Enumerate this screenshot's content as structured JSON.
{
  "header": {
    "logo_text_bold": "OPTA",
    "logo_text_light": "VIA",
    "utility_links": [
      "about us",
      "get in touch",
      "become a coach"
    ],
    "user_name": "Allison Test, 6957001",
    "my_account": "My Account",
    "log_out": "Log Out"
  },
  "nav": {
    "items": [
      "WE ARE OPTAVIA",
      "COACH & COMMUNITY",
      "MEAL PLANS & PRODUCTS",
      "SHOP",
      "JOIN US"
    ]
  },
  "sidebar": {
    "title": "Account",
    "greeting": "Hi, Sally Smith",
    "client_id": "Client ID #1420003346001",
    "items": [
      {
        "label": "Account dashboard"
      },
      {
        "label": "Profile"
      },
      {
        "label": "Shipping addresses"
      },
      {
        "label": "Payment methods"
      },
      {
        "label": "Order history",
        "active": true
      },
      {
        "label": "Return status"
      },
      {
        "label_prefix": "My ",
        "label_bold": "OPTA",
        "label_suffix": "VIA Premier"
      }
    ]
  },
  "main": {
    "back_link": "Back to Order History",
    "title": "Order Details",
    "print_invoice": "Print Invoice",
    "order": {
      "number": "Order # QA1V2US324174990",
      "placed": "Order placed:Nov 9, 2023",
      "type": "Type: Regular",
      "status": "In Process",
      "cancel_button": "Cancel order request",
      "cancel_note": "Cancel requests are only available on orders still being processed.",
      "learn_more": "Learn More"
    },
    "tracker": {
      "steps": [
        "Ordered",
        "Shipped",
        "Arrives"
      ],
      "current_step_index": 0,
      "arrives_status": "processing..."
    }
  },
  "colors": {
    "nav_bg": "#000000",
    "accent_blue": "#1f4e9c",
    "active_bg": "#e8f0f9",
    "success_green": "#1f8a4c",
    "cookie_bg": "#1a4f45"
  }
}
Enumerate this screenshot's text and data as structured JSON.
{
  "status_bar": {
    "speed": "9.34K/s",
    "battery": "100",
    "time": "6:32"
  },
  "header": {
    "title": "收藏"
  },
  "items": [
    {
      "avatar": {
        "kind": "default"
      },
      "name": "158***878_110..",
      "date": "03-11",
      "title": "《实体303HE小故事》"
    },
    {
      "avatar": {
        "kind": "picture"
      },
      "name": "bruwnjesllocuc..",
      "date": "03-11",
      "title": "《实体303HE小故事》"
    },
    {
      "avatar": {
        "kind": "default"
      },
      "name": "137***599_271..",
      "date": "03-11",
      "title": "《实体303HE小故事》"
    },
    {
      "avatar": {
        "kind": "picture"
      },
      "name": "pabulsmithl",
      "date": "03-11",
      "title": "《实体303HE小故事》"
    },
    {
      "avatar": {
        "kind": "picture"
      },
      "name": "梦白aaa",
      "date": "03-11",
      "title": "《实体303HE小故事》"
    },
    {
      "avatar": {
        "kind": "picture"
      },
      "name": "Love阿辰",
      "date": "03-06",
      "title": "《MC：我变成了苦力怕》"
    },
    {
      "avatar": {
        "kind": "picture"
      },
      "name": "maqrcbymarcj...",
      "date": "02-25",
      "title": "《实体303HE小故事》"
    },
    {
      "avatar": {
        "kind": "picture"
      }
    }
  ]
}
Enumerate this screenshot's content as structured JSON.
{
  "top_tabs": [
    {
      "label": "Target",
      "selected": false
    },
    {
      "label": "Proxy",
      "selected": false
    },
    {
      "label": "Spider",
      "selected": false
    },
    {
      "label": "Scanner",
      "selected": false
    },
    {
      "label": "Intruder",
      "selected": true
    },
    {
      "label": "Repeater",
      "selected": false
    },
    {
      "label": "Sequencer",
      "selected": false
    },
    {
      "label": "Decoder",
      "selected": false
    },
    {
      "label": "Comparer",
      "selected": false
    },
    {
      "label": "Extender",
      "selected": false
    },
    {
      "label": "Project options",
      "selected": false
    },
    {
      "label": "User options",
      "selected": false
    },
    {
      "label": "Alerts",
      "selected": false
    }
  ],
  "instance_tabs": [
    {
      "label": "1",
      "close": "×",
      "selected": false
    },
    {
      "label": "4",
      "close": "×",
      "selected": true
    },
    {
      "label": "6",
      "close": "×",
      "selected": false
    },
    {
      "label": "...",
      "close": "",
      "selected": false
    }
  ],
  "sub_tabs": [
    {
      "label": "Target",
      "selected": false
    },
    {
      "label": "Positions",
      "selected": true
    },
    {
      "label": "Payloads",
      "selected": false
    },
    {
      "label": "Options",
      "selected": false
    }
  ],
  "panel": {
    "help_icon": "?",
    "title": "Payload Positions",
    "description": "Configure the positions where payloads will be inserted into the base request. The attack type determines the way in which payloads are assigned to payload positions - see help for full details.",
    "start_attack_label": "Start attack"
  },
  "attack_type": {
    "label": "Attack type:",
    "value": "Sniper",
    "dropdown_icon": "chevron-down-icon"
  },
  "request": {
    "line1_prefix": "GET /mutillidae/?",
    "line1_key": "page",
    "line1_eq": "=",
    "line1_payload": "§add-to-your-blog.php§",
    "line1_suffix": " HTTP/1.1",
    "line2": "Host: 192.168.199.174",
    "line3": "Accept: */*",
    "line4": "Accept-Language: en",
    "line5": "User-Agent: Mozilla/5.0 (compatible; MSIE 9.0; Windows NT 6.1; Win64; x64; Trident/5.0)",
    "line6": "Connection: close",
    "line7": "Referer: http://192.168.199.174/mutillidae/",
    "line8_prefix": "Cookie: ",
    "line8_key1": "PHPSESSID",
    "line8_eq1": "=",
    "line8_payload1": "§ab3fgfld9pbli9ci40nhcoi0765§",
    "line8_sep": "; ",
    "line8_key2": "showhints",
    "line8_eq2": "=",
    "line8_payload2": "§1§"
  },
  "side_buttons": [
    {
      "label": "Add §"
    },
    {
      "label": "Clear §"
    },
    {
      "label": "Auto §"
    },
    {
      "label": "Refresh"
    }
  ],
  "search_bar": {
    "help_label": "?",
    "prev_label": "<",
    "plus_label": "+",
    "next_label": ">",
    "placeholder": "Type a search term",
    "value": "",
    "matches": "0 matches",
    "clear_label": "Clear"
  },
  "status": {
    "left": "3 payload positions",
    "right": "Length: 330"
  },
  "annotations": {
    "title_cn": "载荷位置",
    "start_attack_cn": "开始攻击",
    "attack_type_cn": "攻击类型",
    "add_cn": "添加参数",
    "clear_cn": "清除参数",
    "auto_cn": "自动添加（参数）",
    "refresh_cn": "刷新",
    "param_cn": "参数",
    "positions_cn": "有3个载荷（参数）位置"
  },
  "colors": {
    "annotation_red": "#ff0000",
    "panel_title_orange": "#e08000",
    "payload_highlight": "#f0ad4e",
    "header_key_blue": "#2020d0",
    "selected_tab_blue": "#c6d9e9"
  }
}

------------------------------------

JOB: Write the data back out verbatim.

SOLVED EXERCISE:
Enumerate this screenshot's content as structured JSON.
{
  "header": {
    "logo_text_bold": "OPTA",
    "logo_text_light": "VIA",
    "utility_links": [
      "about us",
      "get in touch",
      "become a coach"
    ],
    "user_name": "Allison Test, 6957001",
    "my_account": "My Account",
    "log_out": "Log Out"
  },
  "nav": {
    "items": [
      "WE ARE OPTAVIA",
      "COACH & COMMUNITY",
      "MEAL PLANS & PRODUCTS",
      "SHOP",
      "JOIN US"
    ]
  },
  "sidebar": {
    "title": "Account",
    "greeting": "Hi, Sally Smith",
    "client_id": "Client ID #1420003346001",
    "items": [
      {
        "label": "Account dashboard"
      },
      {
        "label": "Profile"
      },
      {
        "label": "Shipping addresses"
      },
      {
        "label": "Payment methods"
      },
      {
        "label": "Order history",
        "active": true
      },
      {
        "label": "Return status"
      },
      {
        "label_prefix": "My ",
        "label_bold": "OPTA",
        "label_suffix": "VIA Premier"
      }
    ]
  },
  "main": {
    "back_link": "Back to Order History",
    "title": "Order Details",
    "print_invoice": "Print Invoice",
    "order": {
      "number": "Order # QA1V2US324174990",
      "placed": "Order placed:Nov 9, 2023",
      "type": "Type: Regular",
      "status": "In Process",
      "cancel_button": "Cancel order request",
      "cancel_note": "Cancel requests are only available on orders still being processed.",
      "learn_more": "Learn More"
    },
    "tracker": {
      "steps": [
        "Ordered",
        "Shipped",
        "Arrives"
      ],
      "current_step_index": 0,
      "arrives_status": "processing..."
    }
  },
  "colors": {
    "nav_bg": "#000000",
    "accent_blue": "#1f4e9c",
    "active_bg": "#e8f0f9",
    "success_green": "#1f8a4c",
    "cookie_bg": "#1a4f45"
  }
}
Enumerate this screenshot's text and data as structured JSON.
{
  "status_bar": {
    "speed": "9.34K/s",
    "battery": "100",
    "time": "6:32"
  },
  "header": {
    "title": "收藏"
  },
  "items": [
    {
      "avatar": {
        "kind": "default"
      },
      "name": "158***878_110..",
      "date": "03-11",
      "title": "《实体303HE小故事》"
    },
    {
      "avatar": {
        "kind": "picture"
      },
      "name": "bruwnjesllocuc..",
      "date": "03-11",
      "title": "《实体303HE小故事》"
    },
    {
      "avatar": {
        "kind": "default"
      },
      "name": "137***599_271..",
      "date": "03-11",
      "title": "《实体303HE小故事》"
    },
    {
      "avatar": {
        "kind": "picture"
      },
      "name": "pabulsmithl",
      "date": "03-11",
      "title": "《实体303HE小故事》"
    },
    {
      "avatar": {
        "kind": "picture"
      },
      "name": "梦白aaa",
      "date": "03-11",
      "title": "《实体303HE小故事》"
    },
    {
      "avatar": {
        "kind": "picture"
      },
      "name": "Love阿辰",
      "date": "03-06",
      "title": "《MC：我变成了苦力怕》"
    },
    {
      "avatar": {
        "kind": "picture"
      },
      "name": "maqrcbymarcj...",
      "date": "02-25",
      "title": "《实体303HE小故事》"
    },
    {
      "avatar": {
        "kind": "picture"
      }
    }
  ]
}
Enumerate this screenshot's content as structured JSON.
{
  "top_tabs": [
    {
      "label": "Target",
      "selected": false
    },
    {
      "label": "Proxy",
      "selected": false
    },
    {
      "label": "Spider",
      "selected": false
    },
    {
      "label": "Scanner",
      "selected": false
    },
    {
      "label": "Intruder",
      "selected": true
    },
    {
      "label": "Repeater",
      "selected": false
    },
    {
      "label": "Sequencer",
      "selected": false
    },
    {
      "label": "Decoder",
      "selected": false
    },
    {
      "label": "Comparer",
      "selected": false
    },
    {
      "label": "Extender",
      "selected": false
    },
    {
      "label": "Project options",
      "selected": false
    },
    {
      "label": "User options",
      "selected": false
    },
    {
      "label": "Alerts",
      "selected": false
    }
  ],
  "instance_tabs": [
    {
      "label": "1",
      "close": "×",
      "selected": false
    },
    {
      "label": "4",
      "close": "×",
      "selected": true
    },
    {
      "label": "6",
      "close": "×",
      "selected": false
    },
    {
      "label": "...",
      "close": "",
      "selected": false
    }
  ],
  "sub_tabs": [
    {
      "label": "Target",
      "selected": false
    },
    {
      "label": "Positions",
      "selected": true
    },
    {
      "label": "Payloads",
      "selected": false
    },
    {
      "label": "Options",
      "selected": false
    }
  ],
  "panel": {
    "help_icon": "?",
    "title": "Payload Positions",
    "description": "Configure the positions where payloads will be inserted into the base request. The attack type determines the way in which payloads are assigned to payload positions - see help for full details.",
    "start_attack_label": "Start attack"
  },
  "attack_type": {
    "label": "Attack type:",
    "value": "Sniper",
    "dropdown_icon": "chevron-down-icon"
  },
  "request": {
    "line1_prefix": "GET /mutillidae/?",
    "line1_key": "page",
    "line1_eq": "=",
    "line1_payload": "§add-to-your-blog.php§",
    "line1_suffix": " HTTP/1.1",
    "line2": "Host: 192.168.199.174",
    "line3": "Accept: */*",
    "line4": "Accept-Language: en",
    "line5": "User-Agent: Mozilla/5.0 (compatible; MSIE 9.0; Windows NT 6.1; Win64; x64; Trident/5.0)",
    "line6": "Connection: close",
    "line7": "Referer: http://192.168.199.174/mutillidae/",
    "line8_prefix": "Cookie: ",
    "line8_key1": "PHPSESSID",
    "line8_eq1": "=",
    "line8_payload1": "§ab3fgfld9pbli9ci40nhcoi0765§",
    "line8_sep": "; ",
    "line8_key2": "showhints",
    "line8_eq2": "=",
    "line8_payload2": "§1§"
  },
  "side_buttons": [
    {
      "label": "Add §"
    },
    {
      "label": "Clear §"
    },
    {
      "label": "Auto §"
    },
    {
      "label": "Refresh"
    }
  ],
  "search_bar": {
    "help_label": "?",
    "prev_label": "<",
    "plus_label": "+",
    "next_label": ">",
    "placeholder": "Type a search term",
    "value": "",
    "matches": "0 matches",
    "clear_label": "Clear"
  },
  "status": {
    "left": "3 payload positions",
    "right": "Length: 330"
  },
  "annotations": {
    "title_cn": "载荷位置",
    "start_attack_cn": "开始攻击",
    "attack_type_cn": "攻击类型",
    "add_cn": "添加参数",
    "clear_cn": "清除参数",
    "auto_cn": "自动添加（参数）",
    "refresh_cn": "刷新",
    "param_cn": "参数",
    "positions_cn": "有3个载荷（参数）位置"
  },
  "colors": {
    "annotation_red": "#ff0000",
    "panel_title_orange": "#e08000",
    "payload_highlight": "#f0ad4e",
    "header_key_blue": "#2020d0",
    "selected_tab_blue": "#c6d9e9"
  }
}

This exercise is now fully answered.